[Layout dataset entries]
********************

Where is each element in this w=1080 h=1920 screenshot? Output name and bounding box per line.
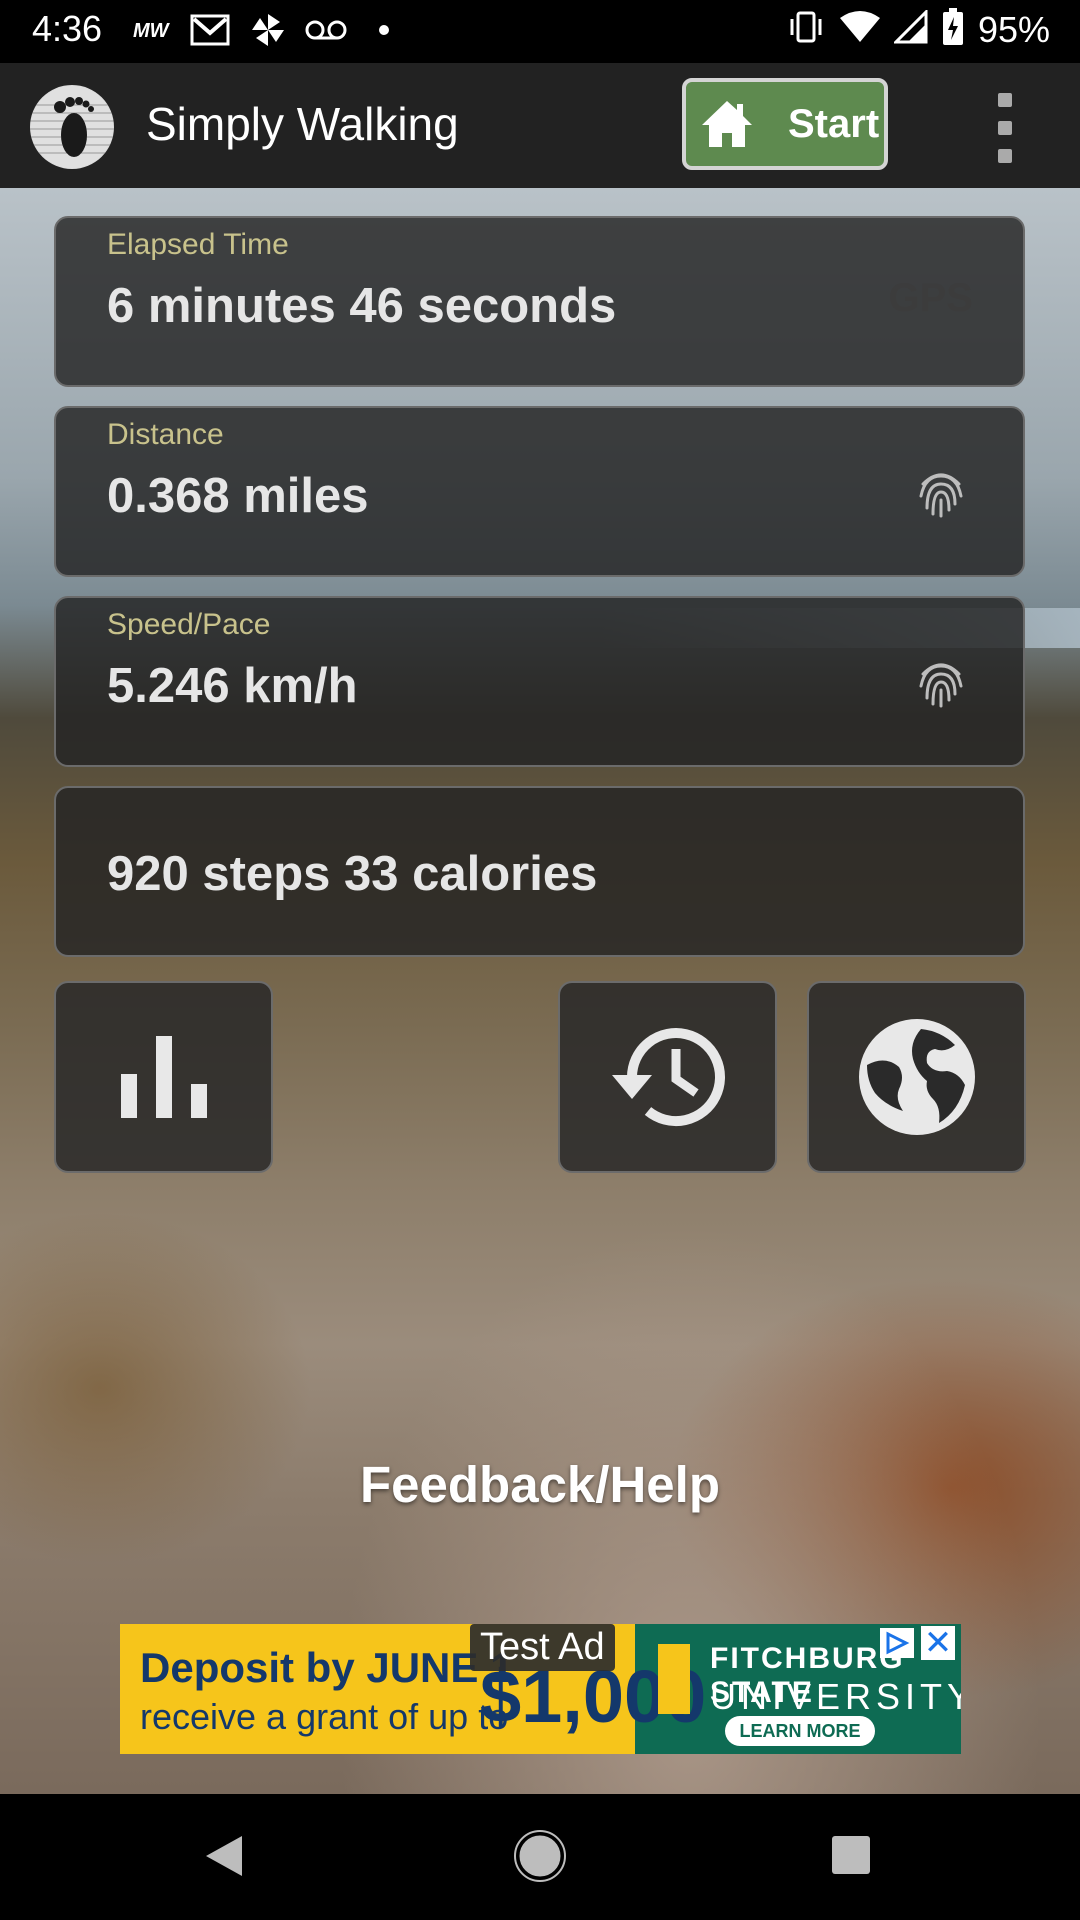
ad-close-icon[interactable]: ✕ <box>921 1626 955 1660</box>
start-label: Start <box>788 101 880 146</box>
steps-calories-value: 920 steps 33 calories <box>107 847 598 901</box>
distance-value: 0.368 miles <box>107 469 369 523</box>
voicemail-icon <box>305 10 347 50</box>
ad-headline: Deposit by JUNE 1 <box>140 1644 514 1691</box>
status-time: 4:36 <box>32 8 103 49</box>
app-title: Simply Walking <box>146 98 459 150</box>
speed-card[interactable]: Speed/Pace 5.246 km/h <box>54 596 1025 767</box>
home-icon <box>702 101 752 147</box>
map-button[interactable] <box>807 981 1026 1173</box>
globe-icon <box>858 1019 975 1135</box>
back-icon[interactable] <box>200 1832 248 1880</box>
elapsed-time-card[interactable]: Elapsed Time 6 minutes 46 seconds GPS <box>54 216 1025 387</box>
ad-banner[interactable]: Deposit by JUNE 1 receive a grant of up … <box>120 1624 961 1754</box>
elapsed-time-label: Elapsed Time <box>107 228 289 261</box>
fingerprint-icon[interactable] <box>915 464 967 520</box>
distance-label: Distance <box>107 418 224 451</box>
history-icon <box>611 1028 725 1126</box>
signal-icon <box>892 8 928 49</box>
vibrate-icon <box>786 9 826 50</box>
dot-icon <box>378 10 390 50</box>
history-button[interactable] <box>558 981 777 1173</box>
university-name-line2: UNIVERSITY <box>710 1676 961 1717</box>
speed-value: 5.246 km/h <box>107 659 358 713</box>
pinwheel-icon <box>250 10 286 50</box>
recents-icon[interactable] <box>830 1834 872 1876</box>
speed-label: Speed/Pace <box>107 608 271 641</box>
svg-text:MW: MW <box>133 20 171 42</box>
adchoices-icon[interactable] <box>880 1628 914 1658</box>
battery-percent: 95% <box>977 8 1050 50</box>
mw-icon: MW <box>133 10 173 50</box>
gps-indicator: GPS <box>888 276 973 320</box>
stats-button[interactable] <box>54 981 273 1173</box>
steps-calories-card[interactable]: 920 steps 33 calories <box>54 786 1025 957</box>
status-bar: 4:36 MW 95% <box>0 0 1080 63</box>
learn-more-button[interactable]: LEARN MORE <box>725 1716 875 1746</box>
elapsed-time-value: 6 minutes 46 seconds <box>107 279 617 333</box>
test-ad-label: Test Ad <box>470 1624 615 1671</box>
more-options-icon[interactable] <box>985 93 1025 163</box>
battery-icon <box>942 8 964 51</box>
ad-subline: receive a grant of up to <box>140 1696 509 1737</box>
feedback-help-link[interactable]: Feedback/Help <box>0 1455 1080 1514</box>
gmail-icon <box>190 10 230 50</box>
start-button[interactable]: Start <box>682 78 888 170</box>
wifi-icon <box>839 10 880 49</box>
navigation-bar <box>0 1794 1080 1920</box>
app-bar: Simply Walking Start <box>0 63 1080 191</box>
university-logo-icon <box>658 1644 690 1714</box>
distance-card[interactable]: Distance 0.368 miles <box>54 406 1025 577</box>
home-nav-icon[interactable] <box>514 1830 566 1882</box>
fingerprint-icon[interactable] <box>915 654 967 710</box>
footprint-logo-icon <box>30 85 114 169</box>
bar-chart-icon <box>120 1036 207 1118</box>
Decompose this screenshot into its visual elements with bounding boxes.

********************

What needs to be done:
Rewrite every line of the records above with "Simply Walking" replaced by "Easy Walking" and everything else kept the same, leaving out the pictures.

Exercise response:
Where is each element in this w=1080 h=1920 screenshot? Output name and bounding box per line.
ad-close-icon[interactable]: ✕ <box>921 1626 955 1660</box>
start-label: Start <box>788 101 880 146</box>
steps-calories-value: 920 steps 33 calories <box>107 847 598 901</box>
distance-value: 0.368 miles <box>107 469 369 523</box>
voicemail-icon <box>305 10 347 50</box>
ad-headline: Deposit by JUNE 1 <box>140 1644 514 1691</box>
status-time: 4:36 <box>32 8 103 49</box>
app-title: Easy Walking <box>146 98 459 150</box>
speed-card[interactable]: Speed/Pace 5.246 km/h <box>54 596 1025 767</box>
home-icon <box>702 101 752 147</box>
map-button[interactable] <box>807 981 1026 1173</box>
globe-icon <box>858 1019 975 1135</box>
back-icon[interactable] <box>200 1832 248 1880</box>
elapsed-time-card[interactable]: Elapsed Time 6 minutes 46 seconds GPS <box>54 216 1025 387</box>
ad-banner[interactable]: Deposit by JUNE 1 receive a grant of up … <box>120 1624 961 1754</box>
elapsed-time-label: Elapsed Time <box>107 228 289 261</box>
fingerprint-icon[interactable] <box>915 464 967 520</box>
distance-label: Distance <box>107 418 224 451</box>
history-icon <box>611 1028 725 1126</box>
signal-icon <box>892 8 928 49</box>
vibrate-icon <box>786 9 826 50</box>
dot-icon <box>378 10 390 50</box>
history-button[interactable] <box>558 981 777 1173</box>
university-name-line2: UNIVERSITY <box>710 1676 961 1717</box>
speed-value: 5.246 km/h <box>107 659 358 713</box>
pinwheel-icon <box>250 10 286 50</box>
recents-icon[interactable] <box>830 1834 872 1876</box>
speed-label: Speed/Pace <box>107 608 271 641</box>
svg-text:MW: MW <box>133 20 171 42</box>
adchoices-icon[interactable] <box>880 1628 914 1658</box>
battery-percent: 95% <box>977 8 1050 50</box>
mw-icon: MW <box>133 10 173 50</box>
gps-indicator: GPS <box>888 276 973 320</box>
stats-button[interactable] <box>54 981 273 1173</box>
steps-calories-card[interactable]: 920 steps 33 calories <box>54 786 1025 957</box>
status-bar: 4:36 MW 95% <box>0 0 1080 63</box>
learn-more-button[interactable]: LEARN MORE <box>725 1716 875 1746</box>
elapsed-time-value: 6 minutes 46 seconds <box>107 279 617 333</box>
test-ad-label: Test Ad <box>470 1624 615 1671</box>
more-options-icon[interactable] <box>985 93 1025 163</box>
battery-icon <box>942 8 964 51</box>
ad-subline: receive a grant of up to <box>140 1696 509 1737</box>
feedback-help-link[interactable]: Feedback/Help <box>0 1455 1080 1514</box>
gmail-icon <box>190 10 230 50</box>
start-button[interactable]: Start <box>682 78 888 170</box>
wifi-icon <box>839 10 880 49</box>
navigation-bar <box>0 1794 1080 1920</box>
app-bar: Easy Walking Start <box>0 63 1080 191</box>
university-logo-icon <box>658 1644 690 1714</box>
distance-card[interactable]: Distance 0.368 miles <box>54 406 1025 577</box>
home-nav-icon[interactable] <box>514 1830 566 1882</box>
fingerprint-icon[interactable] <box>915 654 967 710</box>
footprint-logo-icon <box>30 85 114 169</box>
bar-chart-icon <box>120 1036 207 1118</box>
Decompose this screenshot into its visual elements with bounding boxes.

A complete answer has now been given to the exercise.